EXERCISE:
Return the entries below in their exact form, leaving the pictures out.

[Stored data entries]
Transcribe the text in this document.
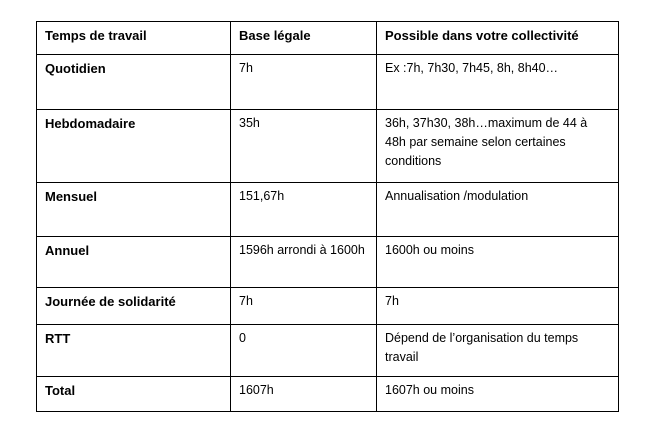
Temps de travail	Base légale	Possible dans votre collectivité
Quotidien	7h	Ex :7h, 7h30, 7h45, 8h, 8h40…
Hebdomadaire	35h	36h, 37h30, 38h…maximum de 44 à 48h par semaine selon certaines conditions
Mensuel	151,67h	Annualisation /modulation
Annuel	1596h arrondi à 1600h	1600h ou moins
Journée de solidarité	7h	7h
RTT	0	Dépend de l’organisation du temps travail
Total	1607h	1607h ou moins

ANSWER BELOW:
Transcribe the text in this document.
Temps de travail	Base légale	Possible dans votre collectivité
Quotidien	7h	Ex :7h, 7h30, 7h45, 8h, 8h40…
Hebdomadaire	35h	36h, 37h30, 38h…maximum de 44 à 48h par semaine selon certaines conditions
Mensuel	151,67h	Annualisation /modulation
Annuel	1596h arrondi à 1600h	1600h ou moins
Journée de solidarité	7h	7h
RTT	0	Dépend de l’organisation du temps travail
Total	1607h	1607h ou moins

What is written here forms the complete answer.